◆ **Objective**
Gather all lines with "color" from the records.

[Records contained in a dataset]

####################

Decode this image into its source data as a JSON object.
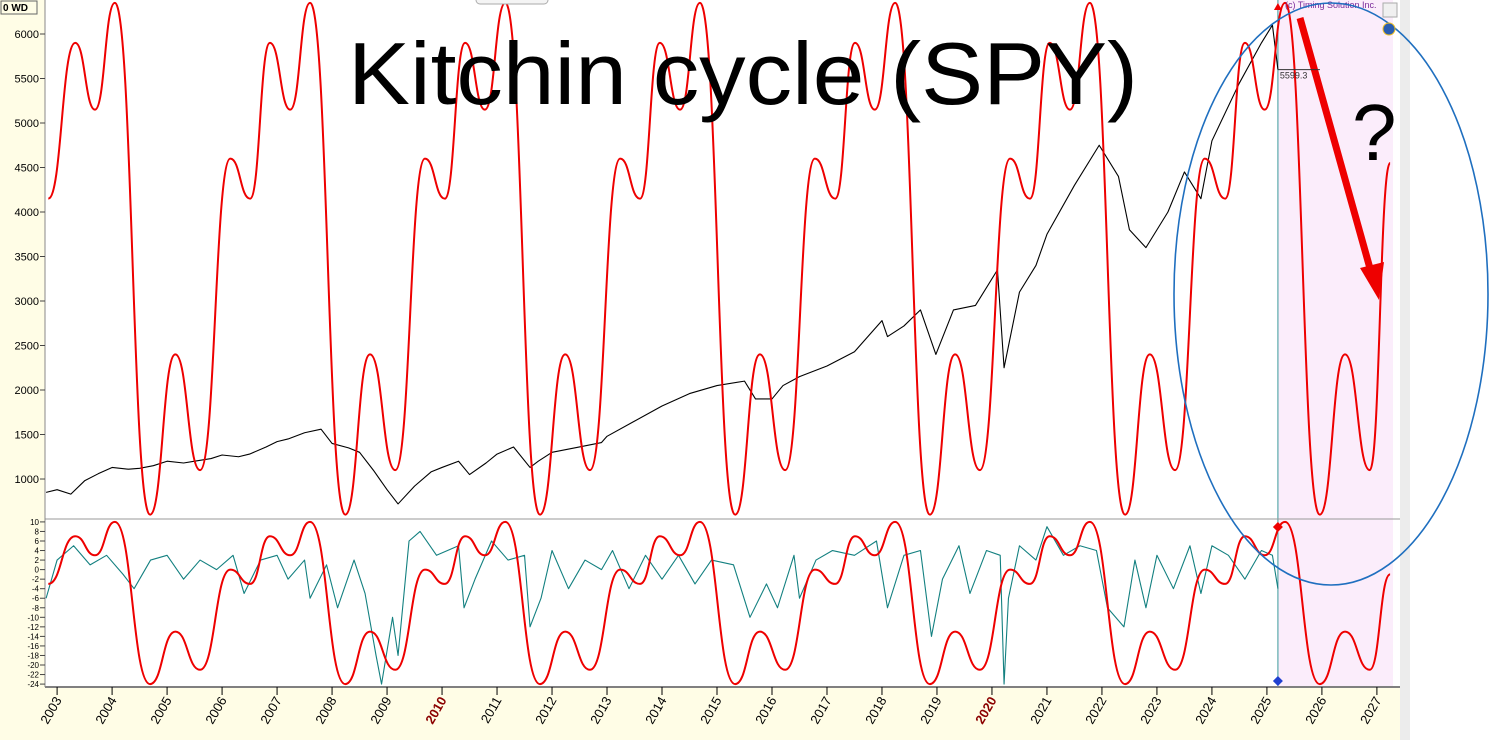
{
  "chart_data": [
    {
      "type": "line",
      "title": "Kitchin cycle (SPY)",
      "corner_label": "0 WD",
      "copyright": "(c) Timing Solution Inc.",
      "annotation": "?",
      "marker": {
        "value": 5599.3,
        "label": "5599.3"
      },
      "xlim": [
        2002.78,
        2027.42
      ],
      "ylim": [
        562,
        6382
      ],
      "yticks": [
        1000,
        1500,
        2000,
        2500,
        3000,
        3500,
        4000,
        4500,
        5000,
        5500,
        6000
      ],
      "series": [
        {
          "color": "#000000",
          "smooth": false,
          "x": [
            2002.8,
            2003.0,
            2003.25,
            2003.5,
            2003.75,
            2004.0,
            2004.3,
            2004.5,
            2004.75,
            2005.0,
            2005.3,
            2005.5,
            2005.8,
            2006.0,
            2006.3,
            2006.5,
            2006.8,
            2007.0,
            2007.2,
            2007.5,
            2007.8,
            2008.0,
            2008.3,
            2008.5,
            2008.75,
            2009.0,
            2009.2,
            2009.5,
            2009.8,
            2010.0,
            2010.3,
            2010.5,
            2010.8,
            2011.0,
            2011.3,
            2011.6,
            2011.75,
            2012.0,
            2012.5,
            2012.9,
            2013.0,
            2013.5,
            2014.0,
            2014.5,
            2015.0,
            2015.5,
            2015.7,
            2016.0,
            2016.2,
            2016.5,
            2017.0,
            2017.5,
            2018.0,
            2018.1,
            2018.4,
            2018.7,
            2018.98,
            2019.3,
            2019.7,
            2020.1,
            2020.22,
            2020.5,
            2020.8,
            2021.0,
            2021.5,
            2021.95,
            2022.3,
            2022.5,
            2022.8,
            2023.2,
            2023.5,
            2023.8,
            2024.0,
            2024.5,
            2024.9,
            2025.1,
            2025.2
          ],
          "values": [
            850,
            880,
            830,
            980,
            1060,
            1130,
            1110,
            1120,
            1150,
            1200,
            1180,
            1200,
            1230,
            1270,
            1250,
            1280,
            1360,
            1420,
            1450,
            1520,
            1560,
            1400,
            1350,
            1300,
            1100,
            880,
            720,
            920,
            1080,
            1130,
            1200,
            1050,
            1180,
            1280,
            1360,
            1130,
            1200,
            1300,
            1360,
            1410,
            1480,
            1650,
            1820,
            1960,
            2050,
            2100,
            1900,
            1900,
            2050,
            2150,
            2270,
            2430,
            2780,
            2600,
            2720,
            2900,
            2400,
            2900,
            2950,
            3350,
            2250,
            3100,
            3400,
            3750,
            4300,
            4750,
            4400,
            3800,
            3600,
            4000,
            4450,
            4150,
            4800,
            5450,
            5900,
            6100,
            5600
          ]
        },
        {
          "color": "#ee0000",
          "smooth": true,
          "x": [
            2002.84,
            2003.33,
            2003.69,
            2004.05,
            2004.69,
            2005.15,
            2005.6,
            2006.15,
            2006.51,
            2006.87,
            2007.24,
            2007.6,
            2008.24,
            2008.69,
            2009.15,
            2009.69,
            2010.05,
            2010.42,
            2010.78,
            2011.15,
            2011.78,
            2012.24,
            2012.69,
            2013.24,
            2013.6,
            2013.96,
            2014.33,
            2014.69,
            2015.33,
            2015.78,
            2016.24,
            2016.78,
            2017.15,
            2017.51,
            2017.87,
            2018.24,
            2018.87,
            2019.33,
            2019.78,
            2020.33,
            2020.69,
            2021.05,
            2021.42,
            2021.78,
            2022.42,
            2022.87,
            2023.33,
            2023.87,
            2024.24,
            2024.6,
            2024.96,
            2025.33,
            2025.96,
            2026.42,
            2026.87,
            2027.24
          ],
          "values": [
            4150,
            5900,
            5150,
            6350,
            600,
            2400,
            1100,
            4600,
            4150,
            5900,
            5150,
            6350,
            600,
            2400,
            1100,
            4600,
            4150,
            5900,
            5150,
            6350,
            600,
            2400,
            1100,
            4600,
            4150,
            5900,
            5150,
            6350,
            600,
            2400,
            1100,
            4600,
            4150,
            5900,
            5150,
            6350,
            600,
            2400,
            1100,
            4600,
            4150,
            5900,
            5150,
            6350,
            600,
            2400,
            1100,
            4600,
            4150,
            5900,
            5150,
            6350,
            600,
            2400,
            1100,
            4550
          ]
        }
      ]
    },
    {
      "type": "line",
      "xlim": [
        2002.78,
        2027.42
      ],
      "ylim": [
        -24.4,
        10.4
      ],
      "yticks": [
        10,
        8,
        6,
        4,
        2,
        0,
        -2,
        -4,
        -6,
        -8,
        -10,
        -12,
        -14,
        -16,
        -18,
        -20,
        -22,
        -24
      ],
      "xticks": [
        2003,
        2004,
        2005,
        2006,
        2007,
        2008,
        2009,
        2010,
        2011,
        2012,
        2013,
        2014,
        2015,
        2016,
        2017,
        2018,
        2019,
        2020,
        2021,
        2022,
        2023,
        2024,
        2025,
        2026,
        2027
      ],
      "series": [
        {
          "color": "#138080",
          "smooth": false,
          "x": [
            2002.8,
            2003.0,
            2003.3,
            2003.6,
            2003.9,
            2004.2,
            2004.4,
            2004.7,
            2005.0,
            2005.3,
            2005.6,
            2005.9,
            2006.2,
            2006.4,
            2006.7,
            2007.0,
            2007.2,
            2007.5,
            2007.6,
            2007.9,
            2008.1,
            2008.4,
            2008.6,
            2008.8,
            2008.9,
            2009.1,
            2009.2,
            2009.4,
            2009.6,
            2009.9,
            2010.3,
            2010.4,
            2010.6,
            2010.9,
            2011.2,
            2011.5,
            2011.6,
            2011.8,
            2012.0,
            2012.3,
            2012.6,
            2012.9,
            2013.1,
            2013.4,
            2013.7,
            2014.0,
            2014.3,
            2014.6,
            2014.9,
            2015.3,
            2015.6,
            2015.9,
            2016.1,
            2016.4,
            2016.5,
            2016.8,
            2017.1,
            2017.5,
            2017.9,
            2018.1,
            2018.4,
            2018.7,
            2018.9,
            2019.1,
            2019.4,
            2019.6,
            2019.9,
            2020.15,
            2020.22,
            2020.3,
            2020.5,
            2020.8,
            2021.0,
            2021.3,
            2021.6,
            2021.9,
            2022.1,
            2022.4,
            2022.6,
            2022.8,
            2023.0,
            2023.3,
            2023.6,
            2023.8,
            2024.0,
            2024.3,
            2024.6,
            2024.9,
            2025.1,
            2025.2
          ],
          "values": [
            -6,
            2,
            5,
            1,
            3,
            -1,
            -4,
            2,
            3,
            -2,
            2,
            0,
            3,
            -5,
            2,
            3,
            -2,
            2,
            -6,
            1,
            -8,
            2,
            -5,
            -18,
            -24,
            -10,
            -18,
            6,
            8,
            3,
            5,
            -8,
            -2,
            6,
            2,
            3,
            -12,
            -6,
            4,
            -4,
            2,
            0,
            4,
            -4,
            3,
            -2,
            3,
            -3,
            2,
            1,
            -10,
            -3,
            -8,
            3,
            -6,
            2,
            4,
            3,
            6,
            -8,
            3,
            4,
            -14,
            -2,
            5,
            -5,
            4,
            3,
            -24,
            -6,
            5,
            2,
            9,
            3,
            5,
            4,
            -8,
            -12,
            2,
            -8,
            3,
            -4,
            5,
            -5,
            5,
            3,
            -2,
            4,
            3,
            -4
          ]
        },
        {
          "color": "#ee0000",
          "smooth": true,
          "x": [
            2002.84,
            2003.33,
            2003.69,
            2004.05,
            2004.69,
            2005.15,
            2005.6,
            2006.15,
            2006.51,
            2006.87,
            2007.24,
            2007.6,
            2008.24,
            2008.69,
            2009.15,
            2009.69,
            2010.05,
            2010.42,
            2010.78,
            2011.15,
            2011.78,
            2012.24,
            2012.69,
            2013.24,
            2013.6,
            2013.96,
            2014.33,
            2014.69,
            2015.33,
            2015.78,
            2016.24,
            2016.78,
            2017.15,
            2017.51,
            2017.87,
            2018.24,
            2018.87,
            2019.33,
            2019.78,
            2020.33,
            2020.69,
            2021.05,
            2021.42,
            2021.78,
            2022.42,
            2022.87,
            2023.33,
            2023.87,
            2024.24,
            2024.6,
            2024.96,
            2025.33,
            2025.96,
            2026.42,
            2026.87,
            2027.24
          ],
          "values": [
            -3,
            7,
            3,
            10,
            -24,
            -13,
            -21,
            0,
            -3,
            7,
            3,
            10,
            -24,
            -13,
            -21,
            0,
            -3,
            7,
            3,
            10,
            -24,
            -13,
            -21,
            0,
            -3,
            7,
            3,
            10,
            -24,
            -13,
            -21,
            0,
            -3,
            7,
            3,
            10,
            -24,
            -13,
            -21,
            0,
            -3,
            7,
            3,
            10,
            -24,
            -13,
            -21,
            0,
            -3,
            7,
            3,
            10,
            -24,
            -13,
            -21,
            -1
          ]
        }
      ]
    }
  ]
}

####################

◆ **Final answer**
          "color": "#000000",
          "color": "#ee0000",
          "color": "#138080",
          "color": "#ee0000",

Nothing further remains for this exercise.